Transcribe the records that follow, preserving every word.

▶

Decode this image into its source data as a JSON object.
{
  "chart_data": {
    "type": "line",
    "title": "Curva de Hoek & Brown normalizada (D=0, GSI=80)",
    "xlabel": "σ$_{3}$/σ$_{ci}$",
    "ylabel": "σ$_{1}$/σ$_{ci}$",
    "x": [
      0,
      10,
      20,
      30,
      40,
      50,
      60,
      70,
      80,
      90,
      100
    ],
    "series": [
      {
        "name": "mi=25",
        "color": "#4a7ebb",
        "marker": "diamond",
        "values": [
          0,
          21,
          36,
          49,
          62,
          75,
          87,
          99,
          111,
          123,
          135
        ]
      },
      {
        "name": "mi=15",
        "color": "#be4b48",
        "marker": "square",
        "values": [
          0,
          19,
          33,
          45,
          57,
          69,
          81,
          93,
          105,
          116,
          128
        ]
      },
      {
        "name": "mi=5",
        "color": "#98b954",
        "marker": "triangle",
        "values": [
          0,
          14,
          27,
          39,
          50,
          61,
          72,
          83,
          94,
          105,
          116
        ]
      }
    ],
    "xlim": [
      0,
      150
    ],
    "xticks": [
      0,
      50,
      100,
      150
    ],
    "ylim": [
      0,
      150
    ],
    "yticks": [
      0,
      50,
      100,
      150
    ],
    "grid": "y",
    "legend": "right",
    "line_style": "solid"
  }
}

◀

▶ _CORRECT ANSWER_
Decode this image into its source data as a JSON object.
{
  "chart_data": {
    "type": "line",
    "title": "Curva de Hoek & Brown normalizada (D=0, GSI=80)",
    "xlabel": "σ$_{3}$/σ$_{ci}$",
    "ylabel": "σ$_{1}$/σ$_{ci}$",
    "x": [
      0,
      10,
      20,
      30,
      40,
      50,
      60,
      70,
      80,
      90,
      100
    ],
    "series": [
      {
        "name": "mi=25",
        "color": "#4a7ebb",
        "marker": "diamond",
        "values": [
          0,
          21,
          36,
          49,
          62,
          75,
          87,
          99,
          111,
          123,
          135
        ]
      },
      {
        "name": "mi=15",
        "color": "#be4b48",
        "marker": "square",
        "values": [
          0,
          19,
          33,
          45,
          57,
          69,
          81,
          93,
          105,
          116,
          128
        ]
      },
      {
        "name": "mi=5",
        "color": "#98b954",
        "marker": "triangle",
        "values": [
          0,
          14,
          27,
          39,
          50,
          61,
          72,
          83,
          94,
          105,
          116
        ]
      }
    ],
    "xlim": [
      0,
      150
    ],
    "xticks": [
      0,
      50,
      100,
      150
    ],
    "ylim": [
      0,
      150
    ],
    "yticks": [
      0,
      50,
      100,
      150
    ],
    "grid": "y",
    "legend": "right",
    "line_style": "solid"
  }
}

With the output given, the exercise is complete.